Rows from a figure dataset
————————
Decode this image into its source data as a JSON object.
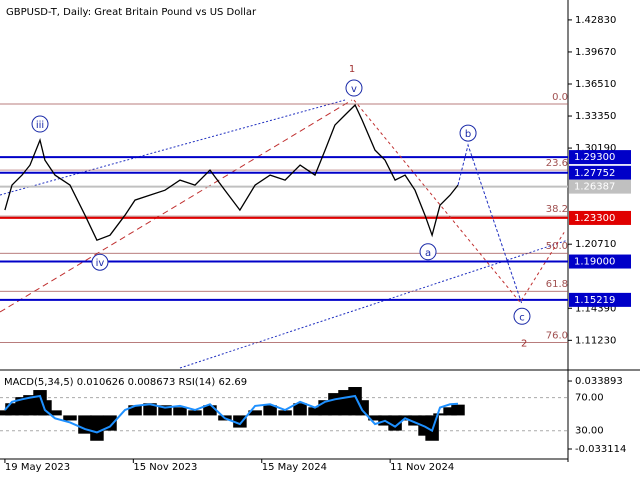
{
  "chart_data": [
    {
      "type": "line",
      "title": "GBPUSD-T, Daily:  Great Britain Pound vs US Dollar",
      "color": "#000000",
      "x": [
        0.0,
        0.33,
        0.8,
        1.17,
        1.64,
        1.87,
        2.34,
        3.04,
        3.74,
        4.3,
        4.91,
        5.61,
        6.08,
        6.78,
        7.48,
        8.18,
        8.88,
        9.58,
        10.28,
        10.98,
        11.69,
        12.39,
        13.09,
        13.79,
        14.49,
        14.96,
        15.42,
        15.89,
        16.36,
        16.69,
        17.29,
        17.76,
        18.23,
        18.7,
        19.16,
        19.63,
        19.96,
        20.33,
        20.8,
        21.17
      ],
      "values": [
        1.2407,
        1.2654,
        1.2752,
        1.2851,
        1.3098,
        1.29,
        1.2752,
        1.2654,
        1.2357,
        1.211,
        1.216,
        1.2357,
        1.2506,
        1.2555,
        1.2604,
        1.2703,
        1.2654,
        1.2802,
        1.2604,
        1.2407,
        1.2654,
        1.2752,
        1.2703,
        1.2851,
        1.2752,
        1.2999,
        1.3246,
        1.3345,
        1.3444,
        1.3296,
        1.2999,
        1.29,
        1.2703,
        1.2752,
        1.2604,
        1.2357,
        1.216,
        1.2456,
        1.2555,
        1.2654
      ],
      "xlim": [
        -0.23,
        26.31
      ],
      "ylim": [
        1.085,
        1.443
      ],
      "xticks": [
        {
          "value": 0,
          "label": "19 May 2023"
        },
        {
          "value": 6,
          "label": "15 Nov 2023"
        },
        {
          "value": 12,
          "label": "15 May 2024"
        },
        {
          "value": 18,
          "label": "11 Nov 2024"
        }
      ],
      "yticks": [
        {
          "value": 1.4283,
          "label": "1.42830"
        },
        {
          "value": 1.3967,
          "label": "1.39670"
        },
        {
          "value": 1.3651,
          "label": "1.36510"
        },
        {
          "value": 1.3335,
          "label": "1.33350"
        },
        {
          "value": 1.3019,
          "label": "1.30190"
        },
        {
          "value": 1.2071,
          "label": "1.20710"
        },
        {
          "value": 1.1439,
          "label": "1.14390"
        },
        {
          "value": 1.1123,
          "label": "1.11230"
        }
      ],
      "levels": [
        {
          "value": 1.293,
          "label": "1.29300",
          "color": "#0000c8"
        },
        {
          "value": 1.27752,
          "label": "1.27752",
          "color": "#0000c8"
        },
        {
          "value": 1.26387,
          "label": "1.26387",
          "color": "#c0c0c0"
        },
        {
          "value": 1.233,
          "label": "1.23300",
          "color": "#e00000"
        },
        {
          "value": 1.19,
          "label": "1.19000",
          "color": "#0000c8"
        },
        {
          "value": 1.15219,
          "label": "1.15219",
          "color": "#0000c8"
        }
      ],
      "fib_levels": [
        {
          "label": "0.0",
          "value": 1.3454
        },
        {
          "label": "23.6",
          "value": 1.2802
        },
        {
          "label": "38.2",
          "value": 1.2348
        },
        {
          "label": "50.0",
          "value": 1.1982
        },
        {
          "label": "61.8",
          "value": 1.1607
        },
        {
          "label": "76.0",
          "value": 1.1103
        }
      ],
      "fib_color": "#a05050",
      "annotations": [
        {
          "text": "iii",
          "x": 1.64,
          "y": 1.3256,
          "circled": true,
          "color": "#1a2aa8"
        },
        {
          "text": "iv",
          "x": 4.44,
          "y": 1.1893,
          "circled": true,
          "color": "#1a2aa8"
        },
        {
          "text": "v",
          "x": 16.31,
          "y": 1.3611,
          "circled": true,
          "color": "#1a2aa8"
        },
        {
          "text": "a",
          "x": 19.77,
          "y": 1.1996,
          "circled": true,
          "color": "#1a2aa8"
        },
        {
          "text": "b",
          "x": 21.64,
          "y": 1.3167,
          "circled": true,
          "color": "#1a2aa8"
        },
        {
          "text": "c",
          "x": 24.16,
          "y": 1.136,
          "circled": true,
          "color": "#1a2aa8"
        },
        {
          "text": "1",
          "x": 16.22,
          "y": 1.3809,
          "circled": false,
          "color": "#a03030"
        },
        {
          "text": "2",
          "x": 24.26,
          "y": 1.1103,
          "circled": false,
          "color": "#a03030"
        }
      ]
    },
    {
      "type": "macd",
      "title": "MACD(5,34,5) 0.010626 0.008673 RSI(14) 62.69",
      "x": [
        0.0,
        0.33,
        0.8,
        1.17,
        1.64,
        1.87,
        2.34,
        3.04,
        3.74,
        4.3,
        4.91,
        5.61,
        6.08,
        6.78,
        7.48,
        8.18,
        8.88,
        9.58,
        10.28,
        10.98,
        11.69,
        12.39,
        13.09,
        13.79,
        14.49,
        14.96,
        15.42,
        15.89,
        16.36,
        16.69,
        17.29,
        17.76,
        18.23,
        18.7,
        19.16,
        19.63,
        19.96,
        20.33,
        20.8,
        21.17
      ],
      "ylim": [
        -0.042,
        0.0428
      ],
      "yticks": [
        0.033893,
        -0.033114
      ],
      "y2lim": [
        -3,
        101
      ],
      "y2ticks": [
        {
          "value": 70,
          "label": "70.00"
        },
        {
          "value": 30,
          "label": "30.00"
        }
      ],
      "series": [
        {
          "type": "bar",
          "color": "#000000",
          "values": [
            0.005,
            0.012,
            0.018,
            0.02,
            0.025,
            0.015,
            0.005,
            -0.005,
            -0.018,
            -0.025,
            -0.015,
            0,
            0.01,
            0.012,
            0.01,
            0.008,
            0.005,
            0.01,
            -0.005,
            -0.012,
            0.005,
            0.01,
            0.005,
            0.012,
            0.008,
            0.015,
            0.022,
            0.025,
            0.028,
            0.015,
            -0.005,
            -0.01,
            -0.015,
            -0.005,
            -0.01,
            -0.02,
            -0.025,
            0.002,
            0.008,
            0.0106
          ]
        },
        {
          "type": "line",
          "axis": "y2",
          "color": "#1e90ff",
          "values": [
            55,
            65,
            68,
            70,
            72,
            55,
            45,
            40,
            32,
            28,
            35,
            55,
            60,
            62,
            58,
            60,
            55,
            62,
            45,
            38,
            60,
            62,
            55,
            65,
            58,
            65,
            68,
            70,
            72,
            55,
            38,
            42,
            35,
            45,
            40,
            35,
            30,
            58,
            62,
            62.69
          ]
        }
      ]
    }
  ]
}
————————
_Objective:_ Repeat everything in the records precisely. Images are excluded from the copy.

_Full answer:_
Decode this image into its source data as a JSON object.
{
  "chart_data": [
    {
      "type": "line",
      "title": "GBPUSD-T, Daily:  Great Britain Pound vs US Dollar",
      "color": "#000000",
      "x": [
        0.0,
        0.33,
        0.8,
        1.17,
        1.64,
        1.87,
        2.34,
        3.04,
        3.74,
        4.3,
        4.91,
        5.61,
        6.08,
        6.78,
        7.48,
        8.18,
        8.88,
        9.58,
        10.28,
        10.98,
        11.69,
        12.39,
        13.09,
        13.79,
        14.49,
        14.96,
        15.42,
        15.89,
        16.36,
        16.69,
        17.29,
        17.76,
        18.23,
        18.7,
        19.16,
        19.63,
        19.96,
        20.33,
        20.8,
        21.17
      ],
      "values": [
        1.2407,
        1.2654,
        1.2752,
        1.2851,
        1.3098,
        1.29,
        1.2752,
        1.2654,
        1.2357,
        1.211,
        1.216,
        1.2357,
        1.2506,
        1.2555,
        1.2604,
        1.2703,
        1.2654,
        1.2802,
        1.2604,
        1.2407,
        1.2654,
        1.2752,
        1.2703,
        1.2851,
        1.2752,
        1.2999,
        1.3246,
        1.3345,
        1.3444,
        1.3296,
        1.2999,
        1.29,
        1.2703,
        1.2752,
        1.2604,
        1.2357,
        1.216,
        1.2456,
        1.2555,
        1.2654
      ],
      "xlim": [
        -0.23,
        26.31
      ],
      "ylim": [
        1.085,
        1.443
      ],
      "xticks": [
        {
          "value": 0,
          "label": "19 May 2023"
        },
        {
          "value": 6,
          "label": "15 Nov 2023"
        },
        {
          "value": 12,
          "label": "15 May 2024"
        },
        {
          "value": 18,
          "label": "11 Nov 2024"
        }
      ],
      "yticks": [
        {
          "value": 1.4283,
          "label": "1.42830"
        },
        {
          "value": 1.3967,
          "label": "1.39670"
        },
        {
          "value": 1.3651,
          "label": "1.36510"
        },
        {
          "value": 1.3335,
          "label": "1.33350"
        },
        {
          "value": 1.3019,
          "label": "1.30190"
        },
        {
          "value": 1.2071,
          "label": "1.20710"
        },
        {
          "value": 1.1439,
          "label": "1.14390"
        },
        {
          "value": 1.1123,
          "label": "1.11230"
        }
      ],
      "levels": [
        {
          "value": 1.293,
          "label": "1.29300",
          "color": "#0000c8"
        },
        {
          "value": 1.27752,
          "label": "1.27752",
          "color": "#0000c8"
        },
        {
          "value": 1.26387,
          "label": "1.26387",
          "color": "#c0c0c0"
        },
        {
          "value": 1.233,
          "label": "1.23300",
          "color": "#e00000"
        },
        {
          "value": 1.19,
          "label": "1.19000",
          "color": "#0000c8"
        },
        {
          "value": 1.15219,
          "label": "1.15219",
          "color": "#0000c8"
        }
      ],
      "fib_levels": [
        {
          "label": "0.0",
          "value": 1.3454
        },
        {
          "label": "23.6",
          "value": 1.2802
        },
        {
          "label": "38.2",
          "value": 1.2348
        },
        {
          "label": "50.0",
          "value": 1.1982
        },
        {
          "label": "61.8",
          "value": 1.1607
        },
        {
          "label": "76.0",
          "value": 1.1103
        }
      ],
      "fib_color": "#a05050",
      "annotations": [
        {
          "text": "iii",
          "x": 1.64,
          "y": 1.3256,
          "circled": true,
          "color": "#1a2aa8"
        },
        {
          "text": "iv",
          "x": 4.44,
          "y": 1.1893,
          "circled": true,
          "color": "#1a2aa8"
        },
        {
          "text": "v",
          "x": 16.31,
          "y": 1.3611,
          "circled": true,
          "color": "#1a2aa8"
        },
        {
          "text": "a",
          "x": 19.77,
          "y": 1.1996,
          "circled": true,
          "color": "#1a2aa8"
        },
        {
          "text": "b",
          "x": 21.64,
          "y": 1.3167,
          "circled": true,
          "color": "#1a2aa8"
        },
        {
          "text": "c",
          "x": 24.16,
          "y": 1.136,
          "circled": true,
          "color": "#1a2aa8"
        },
        {
          "text": "1",
          "x": 16.22,
          "y": 1.3809,
          "circled": false,
          "color": "#a03030"
        },
        {
          "text": "2",
          "x": 24.26,
          "y": 1.1103,
          "circled": false,
          "color": "#a03030"
        }
      ]
    },
    {
      "type": "macd",
      "title": "MACD(5,34,5) 0.010626 0.008673 RSI(14) 62.69",
      "x": [
        0.0,
        0.33,
        0.8,
        1.17,
        1.64,
        1.87,
        2.34,
        3.04,
        3.74,
        4.3,
        4.91,
        5.61,
        6.08,
        6.78,
        7.48,
        8.18,
        8.88,
        9.58,
        10.28,
        10.98,
        11.69,
        12.39,
        13.09,
        13.79,
        14.49,
        14.96,
        15.42,
        15.89,
        16.36,
        16.69,
        17.29,
        17.76,
        18.23,
        18.7,
        19.16,
        19.63,
        19.96,
        20.33,
        20.8,
        21.17
      ],
      "ylim": [
        -0.042,
        0.0428
      ],
      "yticks": [
        0.033893,
        -0.033114
      ],
      "y2lim": [
        -3,
        101
      ],
      "y2ticks": [
        {
          "value": 70,
          "label": "70.00"
        },
        {
          "value": 30,
          "label": "30.00"
        }
      ],
      "series": [
        {
          "type": "bar",
          "color": "#000000",
          "values": [
            0.005,
            0.012,
            0.018,
            0.02,
            0.025,
            0.015,
            0.005,
            -0.005,
            -0.018,
            -0.025,
            -0.015,
            0,
            0.01,
            0.012,
            0.01,
            0.008,
            0.005,
            0.01,
            -0.005,
            -0.012,
            0.005,
            0.01,
            0.005,
            0.012,
            0.008,
            0.015,
            0.022,
            0.025,
            0.028,
            0.015,
            -0.005,
            -0.01,
            -0.015,
            -0.005,
            -0.01,
            -0.02,
            -0.025,
            0.002,
            0.008,
            0.0106
          ]
        },
        {
          "type": "line",
          "axis": "y2",
          "color": "#1e90ff",
          "values": [
            55,
            65,
            68,
            70,
            72,
            55,
            45,
            40,
            32,
            28,
            35,
            55,
            60,
            62,
            58,
            60,
            55,
            62,
            45,
            38,
            60,
            62,
            55,
            65,
            58,
            65,
            68,
            70,
            72,
            55,
            38,
            42,
            35,
            45,
            40,
            35,
            30,
            58,
            62,
            62.69
          ]
        }
      ]
    }
  ]
}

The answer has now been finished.